→ To do: In the records that follow, show each line where the word "TradingView" is present.
## Begin
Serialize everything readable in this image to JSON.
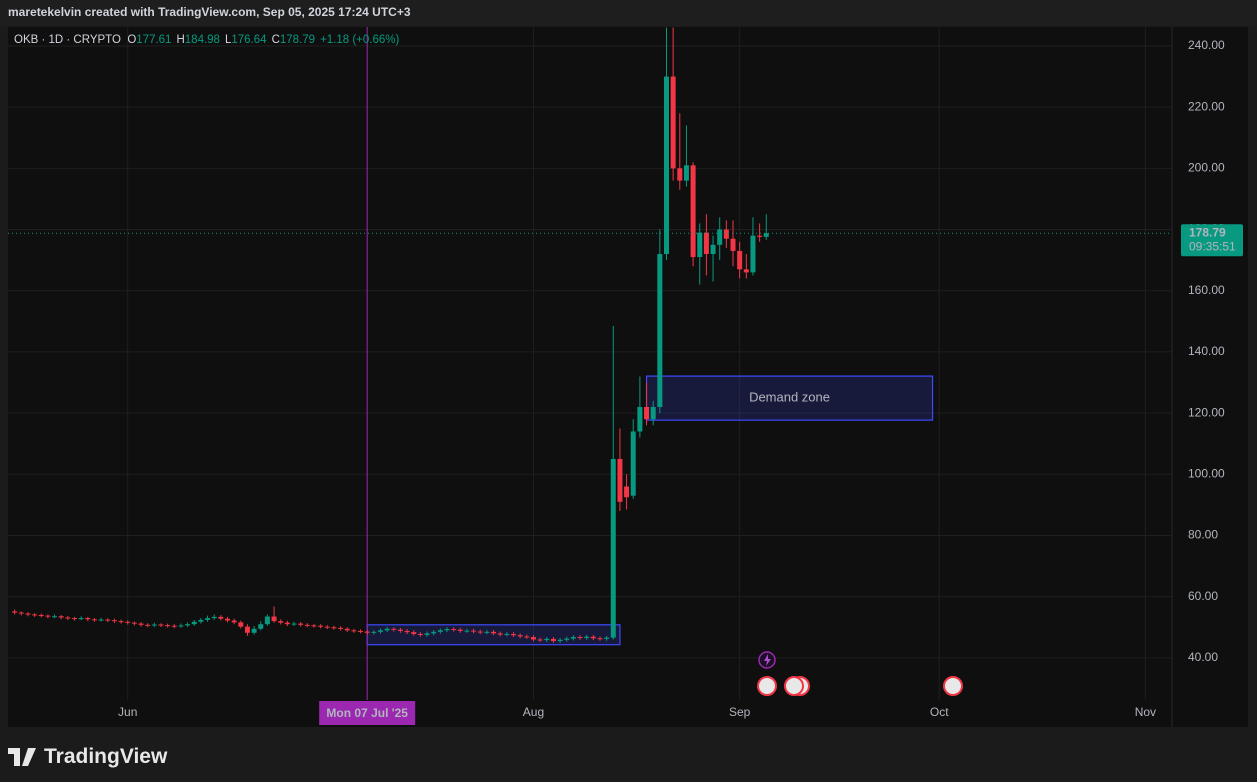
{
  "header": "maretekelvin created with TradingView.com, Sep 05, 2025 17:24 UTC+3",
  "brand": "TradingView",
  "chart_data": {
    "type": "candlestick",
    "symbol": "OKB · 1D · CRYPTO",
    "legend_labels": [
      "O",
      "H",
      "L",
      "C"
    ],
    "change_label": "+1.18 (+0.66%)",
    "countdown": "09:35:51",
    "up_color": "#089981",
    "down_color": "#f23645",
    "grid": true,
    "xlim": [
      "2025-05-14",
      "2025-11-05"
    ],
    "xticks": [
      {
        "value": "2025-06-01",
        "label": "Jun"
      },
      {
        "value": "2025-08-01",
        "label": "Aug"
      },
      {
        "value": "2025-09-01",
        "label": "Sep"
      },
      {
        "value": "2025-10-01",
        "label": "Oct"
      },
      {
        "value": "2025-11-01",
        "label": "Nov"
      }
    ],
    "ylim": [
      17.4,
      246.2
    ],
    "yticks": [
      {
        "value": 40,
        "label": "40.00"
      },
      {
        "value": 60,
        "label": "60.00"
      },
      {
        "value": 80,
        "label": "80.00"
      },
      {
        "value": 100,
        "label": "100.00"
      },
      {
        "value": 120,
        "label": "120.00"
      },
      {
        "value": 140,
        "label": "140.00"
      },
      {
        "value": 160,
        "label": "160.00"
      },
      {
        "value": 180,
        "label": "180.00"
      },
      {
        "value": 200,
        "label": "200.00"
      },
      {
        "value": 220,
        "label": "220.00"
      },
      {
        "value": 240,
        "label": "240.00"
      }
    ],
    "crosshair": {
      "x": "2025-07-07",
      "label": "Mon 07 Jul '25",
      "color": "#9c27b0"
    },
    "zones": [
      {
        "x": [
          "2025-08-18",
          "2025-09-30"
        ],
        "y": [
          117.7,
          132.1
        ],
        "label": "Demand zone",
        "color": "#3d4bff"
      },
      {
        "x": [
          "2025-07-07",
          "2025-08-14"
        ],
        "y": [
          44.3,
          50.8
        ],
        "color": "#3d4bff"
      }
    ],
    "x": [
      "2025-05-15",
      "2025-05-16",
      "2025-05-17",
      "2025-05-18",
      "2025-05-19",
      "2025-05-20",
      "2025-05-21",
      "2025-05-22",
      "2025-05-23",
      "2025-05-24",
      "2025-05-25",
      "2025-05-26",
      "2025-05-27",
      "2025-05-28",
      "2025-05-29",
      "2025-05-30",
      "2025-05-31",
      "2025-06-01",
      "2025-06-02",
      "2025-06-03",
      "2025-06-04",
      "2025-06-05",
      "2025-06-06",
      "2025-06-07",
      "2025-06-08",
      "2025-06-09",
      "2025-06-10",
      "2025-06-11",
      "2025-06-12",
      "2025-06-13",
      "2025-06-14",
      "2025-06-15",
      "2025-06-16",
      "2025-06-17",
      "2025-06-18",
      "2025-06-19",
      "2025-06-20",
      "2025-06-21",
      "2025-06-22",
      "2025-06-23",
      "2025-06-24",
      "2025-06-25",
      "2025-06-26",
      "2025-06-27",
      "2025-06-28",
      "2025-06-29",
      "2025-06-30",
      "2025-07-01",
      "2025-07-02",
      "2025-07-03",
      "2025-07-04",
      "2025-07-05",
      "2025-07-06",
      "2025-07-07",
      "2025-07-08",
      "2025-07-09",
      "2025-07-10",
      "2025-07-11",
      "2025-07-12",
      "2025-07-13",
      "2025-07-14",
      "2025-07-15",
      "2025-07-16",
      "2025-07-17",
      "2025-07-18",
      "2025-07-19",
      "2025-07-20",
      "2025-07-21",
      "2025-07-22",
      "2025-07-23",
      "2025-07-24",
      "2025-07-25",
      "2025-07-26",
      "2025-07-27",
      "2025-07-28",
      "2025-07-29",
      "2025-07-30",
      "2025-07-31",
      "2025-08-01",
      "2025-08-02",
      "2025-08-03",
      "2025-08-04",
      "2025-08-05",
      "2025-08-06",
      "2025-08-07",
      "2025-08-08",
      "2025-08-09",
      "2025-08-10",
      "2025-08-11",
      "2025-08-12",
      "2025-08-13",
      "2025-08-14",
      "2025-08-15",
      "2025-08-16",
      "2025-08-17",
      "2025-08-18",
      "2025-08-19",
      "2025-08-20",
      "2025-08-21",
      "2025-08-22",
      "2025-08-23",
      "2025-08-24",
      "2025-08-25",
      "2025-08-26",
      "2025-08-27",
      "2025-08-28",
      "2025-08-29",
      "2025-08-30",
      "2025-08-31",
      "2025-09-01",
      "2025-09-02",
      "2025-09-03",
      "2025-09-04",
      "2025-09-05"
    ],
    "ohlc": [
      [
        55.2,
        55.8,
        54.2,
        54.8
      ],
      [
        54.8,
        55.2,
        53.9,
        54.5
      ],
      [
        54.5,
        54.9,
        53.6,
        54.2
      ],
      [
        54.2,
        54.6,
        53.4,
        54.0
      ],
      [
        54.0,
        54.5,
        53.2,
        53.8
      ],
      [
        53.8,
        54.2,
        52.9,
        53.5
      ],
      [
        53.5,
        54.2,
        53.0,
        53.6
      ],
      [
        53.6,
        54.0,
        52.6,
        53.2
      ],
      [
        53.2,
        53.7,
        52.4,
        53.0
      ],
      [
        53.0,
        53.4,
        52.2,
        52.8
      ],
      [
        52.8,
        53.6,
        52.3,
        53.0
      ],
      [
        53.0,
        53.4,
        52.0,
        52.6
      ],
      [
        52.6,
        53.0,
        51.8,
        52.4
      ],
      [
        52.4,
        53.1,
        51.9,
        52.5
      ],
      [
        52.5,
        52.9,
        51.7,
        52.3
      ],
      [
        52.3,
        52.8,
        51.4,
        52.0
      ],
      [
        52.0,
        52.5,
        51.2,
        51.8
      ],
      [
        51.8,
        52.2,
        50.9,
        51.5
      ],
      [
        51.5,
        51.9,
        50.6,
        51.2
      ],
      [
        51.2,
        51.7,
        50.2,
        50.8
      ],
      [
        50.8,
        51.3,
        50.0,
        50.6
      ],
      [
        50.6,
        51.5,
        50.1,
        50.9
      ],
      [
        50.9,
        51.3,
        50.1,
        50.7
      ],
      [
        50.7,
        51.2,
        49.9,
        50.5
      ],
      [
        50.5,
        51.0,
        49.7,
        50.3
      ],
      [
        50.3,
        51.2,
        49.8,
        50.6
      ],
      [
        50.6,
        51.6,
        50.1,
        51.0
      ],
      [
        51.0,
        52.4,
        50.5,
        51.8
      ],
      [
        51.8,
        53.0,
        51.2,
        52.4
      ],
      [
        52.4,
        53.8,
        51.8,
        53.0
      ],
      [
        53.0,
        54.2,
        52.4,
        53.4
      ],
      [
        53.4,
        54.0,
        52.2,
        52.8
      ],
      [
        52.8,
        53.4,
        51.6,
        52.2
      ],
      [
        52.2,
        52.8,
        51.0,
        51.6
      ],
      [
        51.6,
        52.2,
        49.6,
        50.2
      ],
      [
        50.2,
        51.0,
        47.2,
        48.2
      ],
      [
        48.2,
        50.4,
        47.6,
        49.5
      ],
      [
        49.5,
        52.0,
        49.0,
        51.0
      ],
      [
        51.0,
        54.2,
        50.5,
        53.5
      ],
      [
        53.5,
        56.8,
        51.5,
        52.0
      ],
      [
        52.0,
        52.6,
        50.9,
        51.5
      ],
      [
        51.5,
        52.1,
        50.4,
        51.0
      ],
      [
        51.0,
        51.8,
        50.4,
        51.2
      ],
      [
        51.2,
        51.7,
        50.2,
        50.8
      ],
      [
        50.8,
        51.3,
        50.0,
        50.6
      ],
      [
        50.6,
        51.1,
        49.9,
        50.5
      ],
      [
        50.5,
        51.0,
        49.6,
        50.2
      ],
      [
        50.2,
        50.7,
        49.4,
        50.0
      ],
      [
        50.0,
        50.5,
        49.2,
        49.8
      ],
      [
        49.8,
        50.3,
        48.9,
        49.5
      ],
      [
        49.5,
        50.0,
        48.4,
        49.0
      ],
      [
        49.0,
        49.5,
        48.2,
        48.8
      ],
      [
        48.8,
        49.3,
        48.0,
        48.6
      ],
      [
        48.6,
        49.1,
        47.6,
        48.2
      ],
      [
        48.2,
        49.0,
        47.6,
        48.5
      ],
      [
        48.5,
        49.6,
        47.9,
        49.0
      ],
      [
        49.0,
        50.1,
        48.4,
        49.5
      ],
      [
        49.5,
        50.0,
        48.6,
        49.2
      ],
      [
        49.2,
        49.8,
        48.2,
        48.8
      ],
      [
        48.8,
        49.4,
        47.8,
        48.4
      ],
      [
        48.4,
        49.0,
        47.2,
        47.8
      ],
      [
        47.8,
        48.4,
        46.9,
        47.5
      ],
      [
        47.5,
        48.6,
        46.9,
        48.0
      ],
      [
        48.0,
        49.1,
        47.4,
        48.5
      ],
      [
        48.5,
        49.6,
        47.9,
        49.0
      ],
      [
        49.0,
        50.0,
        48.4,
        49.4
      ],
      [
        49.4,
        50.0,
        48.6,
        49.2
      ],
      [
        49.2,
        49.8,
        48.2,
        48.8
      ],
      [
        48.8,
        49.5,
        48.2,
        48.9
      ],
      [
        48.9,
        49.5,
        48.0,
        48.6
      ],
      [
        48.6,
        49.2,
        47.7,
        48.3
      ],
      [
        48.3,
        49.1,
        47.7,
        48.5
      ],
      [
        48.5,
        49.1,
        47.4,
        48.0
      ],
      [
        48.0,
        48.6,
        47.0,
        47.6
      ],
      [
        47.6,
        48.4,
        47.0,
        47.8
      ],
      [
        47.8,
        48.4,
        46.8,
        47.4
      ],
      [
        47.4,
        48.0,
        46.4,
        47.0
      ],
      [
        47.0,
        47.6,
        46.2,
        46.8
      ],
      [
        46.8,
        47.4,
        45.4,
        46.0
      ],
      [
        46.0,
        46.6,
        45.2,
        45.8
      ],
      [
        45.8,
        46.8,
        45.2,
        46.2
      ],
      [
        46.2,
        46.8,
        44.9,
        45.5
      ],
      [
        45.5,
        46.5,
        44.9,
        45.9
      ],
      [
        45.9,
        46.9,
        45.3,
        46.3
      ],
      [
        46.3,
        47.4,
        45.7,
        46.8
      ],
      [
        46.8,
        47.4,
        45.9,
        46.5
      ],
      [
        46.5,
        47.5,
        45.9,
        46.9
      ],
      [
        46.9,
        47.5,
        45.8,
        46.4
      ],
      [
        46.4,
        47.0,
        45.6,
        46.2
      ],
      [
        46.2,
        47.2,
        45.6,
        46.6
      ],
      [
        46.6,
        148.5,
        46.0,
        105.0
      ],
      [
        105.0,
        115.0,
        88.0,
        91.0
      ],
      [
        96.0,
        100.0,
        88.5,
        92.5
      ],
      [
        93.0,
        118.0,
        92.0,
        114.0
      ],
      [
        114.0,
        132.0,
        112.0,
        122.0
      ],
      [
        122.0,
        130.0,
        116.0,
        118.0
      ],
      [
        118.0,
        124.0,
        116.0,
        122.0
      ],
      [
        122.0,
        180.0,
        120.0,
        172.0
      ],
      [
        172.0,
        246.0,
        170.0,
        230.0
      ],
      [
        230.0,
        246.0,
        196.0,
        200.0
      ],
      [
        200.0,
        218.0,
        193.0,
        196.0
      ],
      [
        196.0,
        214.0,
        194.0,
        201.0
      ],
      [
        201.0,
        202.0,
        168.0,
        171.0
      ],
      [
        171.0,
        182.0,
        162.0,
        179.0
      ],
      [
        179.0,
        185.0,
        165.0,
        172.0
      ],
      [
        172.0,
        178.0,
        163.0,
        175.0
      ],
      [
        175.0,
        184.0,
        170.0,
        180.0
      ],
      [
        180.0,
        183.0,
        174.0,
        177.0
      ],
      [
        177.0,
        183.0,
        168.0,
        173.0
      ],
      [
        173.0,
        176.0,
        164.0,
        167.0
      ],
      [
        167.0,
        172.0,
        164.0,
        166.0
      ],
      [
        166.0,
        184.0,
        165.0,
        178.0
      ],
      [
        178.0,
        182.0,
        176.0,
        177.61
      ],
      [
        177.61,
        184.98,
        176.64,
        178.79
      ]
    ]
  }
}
## End
→ The result:
  "header": "maretekelvin created with TradingView.com, Sep 05, 2025 17:24 UTC+3",
  "brand": "TradingView",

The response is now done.